**AIM OF THE TASK**
Will you transcribe all the entries word for word, skipping the pictures they hold?

(Records from a data collection)
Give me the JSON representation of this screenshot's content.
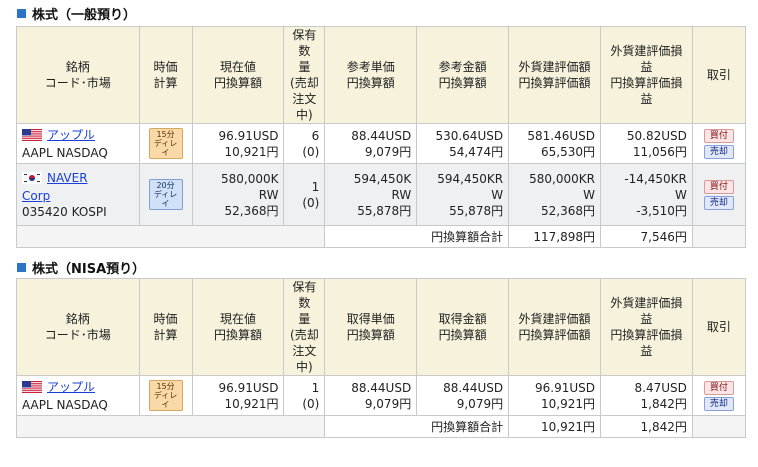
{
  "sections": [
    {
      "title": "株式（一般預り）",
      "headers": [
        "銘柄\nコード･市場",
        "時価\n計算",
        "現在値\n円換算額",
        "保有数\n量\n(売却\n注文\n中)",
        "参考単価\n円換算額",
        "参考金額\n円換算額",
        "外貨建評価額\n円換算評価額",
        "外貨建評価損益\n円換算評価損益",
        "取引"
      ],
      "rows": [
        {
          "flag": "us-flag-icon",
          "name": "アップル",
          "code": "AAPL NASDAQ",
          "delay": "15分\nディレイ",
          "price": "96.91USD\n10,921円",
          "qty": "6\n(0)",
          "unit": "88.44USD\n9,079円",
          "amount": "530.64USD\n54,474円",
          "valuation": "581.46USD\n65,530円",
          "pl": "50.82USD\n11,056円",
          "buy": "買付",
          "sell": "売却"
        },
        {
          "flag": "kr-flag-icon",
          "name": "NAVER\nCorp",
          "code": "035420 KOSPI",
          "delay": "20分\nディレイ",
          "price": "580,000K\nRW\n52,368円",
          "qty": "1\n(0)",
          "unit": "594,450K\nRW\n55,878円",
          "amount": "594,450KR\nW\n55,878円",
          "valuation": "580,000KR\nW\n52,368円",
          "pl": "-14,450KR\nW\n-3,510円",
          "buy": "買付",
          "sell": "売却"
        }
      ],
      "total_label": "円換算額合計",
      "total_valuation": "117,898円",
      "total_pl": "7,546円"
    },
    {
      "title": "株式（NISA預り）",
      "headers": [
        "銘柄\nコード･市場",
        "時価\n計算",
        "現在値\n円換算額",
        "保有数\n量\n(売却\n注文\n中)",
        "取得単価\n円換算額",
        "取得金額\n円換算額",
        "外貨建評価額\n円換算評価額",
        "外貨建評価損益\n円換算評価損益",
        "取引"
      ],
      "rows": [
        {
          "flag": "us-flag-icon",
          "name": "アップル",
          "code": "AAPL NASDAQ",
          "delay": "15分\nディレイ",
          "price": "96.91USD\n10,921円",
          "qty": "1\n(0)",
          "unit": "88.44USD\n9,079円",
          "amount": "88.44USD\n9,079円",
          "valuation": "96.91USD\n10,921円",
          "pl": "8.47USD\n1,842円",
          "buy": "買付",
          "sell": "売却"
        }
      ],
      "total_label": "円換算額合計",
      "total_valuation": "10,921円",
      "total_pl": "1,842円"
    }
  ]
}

**WRITTEN ANSWER**
Give me the JSON representation of this screenshot's content.
{
  "sections": [
    {
      "title": "株式（一般預り）",
      "headers": [
        "銘柄\nコード･市場",
        "時価\n計算",
        "現在値\n円換算額",
        "保有数\n量\n(売却\n注文\n中)",
        "参考単価\n円換算額",
        "参考金額\n円換算額",
        "外貨建評価額\n円換算評価額",
        "外貨建評価損益\n円換算評価損益",
        "取引"
      ],
      "rows": [
        {
          "flag": "us-flag-icon",
          "name": "アップル",
          "code": "AAPL NASDAQ",
          "delay": "15分\nディレイ",
          "price": "96.91USD\n10,921円",
          "qty": "6\n(0)",
          "unit": "88.44USD\n9,079円",
          "amount": "530.64USD\n54,474円",
          "valuation": "581.46USD\n65,530円",
          "pl": "50.82USD\n11,056円",
          "buy": "買付",
          "sell": "売却"
        },
        {
          "flag": "kr-flag-icon",
          "name": "NAVER\nCorp",
          "code": "035420 KOSPI",
          "delay": "20分\nディレイ",
          "price": "580,000K\nRW\n52,368円",
          "qty": "1\n(0)",
          "unit": "594,450K\nRW\n55,878円",
          "amount": "594,450KR\nW\n55,878円",
          "valuation": "580,000KR\nW\n52,368円",
          "pl": "-14,450KR\nW\n-3,510円",
          "buy": "買付",
          "sell": "売却"
        }
      ],
      "total_label": "円換算額合計",
      "total_valuation": "117,898円",
      "total_pl": "7,546円"
    },
    {
      "title": "株式（NISA預り）",
      "headers": [
        "銘柄\nコード･市場",
        "時価\n計算",
        "現在値\n円換算額",
        "保有数\n量\n(売却\n注文\n中)",
        "取得単価\n円換算額",
        "取得金額\n円換算額",
        "外貨建評価額\n円換算評価額",
        "外貨建評価損益\n円換算評価損益",
        "取引"
      ],
      "rows": [
        {
          "flag": "us-flag-icon",
          "name": "アップル",
          "code": "AAPL NASDAQ",
          "delay": "15分\nディレイ",
          "price": "96.91USD\n10,921円",
          "qty": "1\n(0)",
          "unit": "88.44USD\n9,079円",
          "amount": "88.44USD\n9,079円",
          "valuation": "96.91USD\n10,921円",
          "pl": "8.47USD\n1,842円",
          "buy": "買付",
          "sell": "売却"
        }
      ],
      "total_label": "円換算額合計",
      "total_valuation": "10,921円",
      "total_pl": "1,842円"
    }
  ]
}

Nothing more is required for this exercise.